▸ **Excerpted records**:

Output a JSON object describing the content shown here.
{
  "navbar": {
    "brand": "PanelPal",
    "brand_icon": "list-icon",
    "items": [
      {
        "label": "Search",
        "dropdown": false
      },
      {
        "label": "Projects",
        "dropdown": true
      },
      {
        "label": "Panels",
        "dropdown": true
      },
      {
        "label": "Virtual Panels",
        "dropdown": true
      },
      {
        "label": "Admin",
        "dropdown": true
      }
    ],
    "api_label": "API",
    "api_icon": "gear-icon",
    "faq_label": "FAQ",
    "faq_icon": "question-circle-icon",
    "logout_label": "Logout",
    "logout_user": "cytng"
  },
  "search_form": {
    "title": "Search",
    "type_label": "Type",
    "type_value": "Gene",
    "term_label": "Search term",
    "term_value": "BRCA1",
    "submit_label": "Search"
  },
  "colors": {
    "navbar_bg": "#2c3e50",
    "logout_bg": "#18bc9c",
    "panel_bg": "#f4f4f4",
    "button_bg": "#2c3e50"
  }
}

▸ **Problem details**: Return the lines above exactly, keeping every word.

▸ **Answer below**:
Output a JSON object describing the content shown here.
{
  "navbar": {
    "brand": "PanelPal",
    "brand_icon": "list-icon",
    "items": [
      {
        "label": "Search",
        "dropdown": false
      },
      {
        "label": "Projects",
        "dropdown": true
      },
      {
        "label": "Panels",
        "dropdown": true
      },
      {
        "label": "Virtual Panels",
        "dropdown": true
      },
      {
        "label": "Admin",
        "dropdown": true
      }
    ],
    "api_label": "API",
    "api_icon": "gear-icon",
    "faq_label": "FAQ",
    "faq_icon": "question-circle-icon",
    "logout_label": "Logout",
    "logout_user": "cytng"
  },
  "search_form": {
    "title": "Search",
    "type_label": "Type",
    "type_value": "Gene",
    "term_label": "Search term",
    "term_value": "BRCA1",
    "submit_label": "Search"
  },
  "colors": {
    "navbar_bg": "#2c3e50",
    "logout_bg": "#18bc9c",
    "panel_bg": "#f4f4f4",
    "button_bg": "#2c3e50"
  }
}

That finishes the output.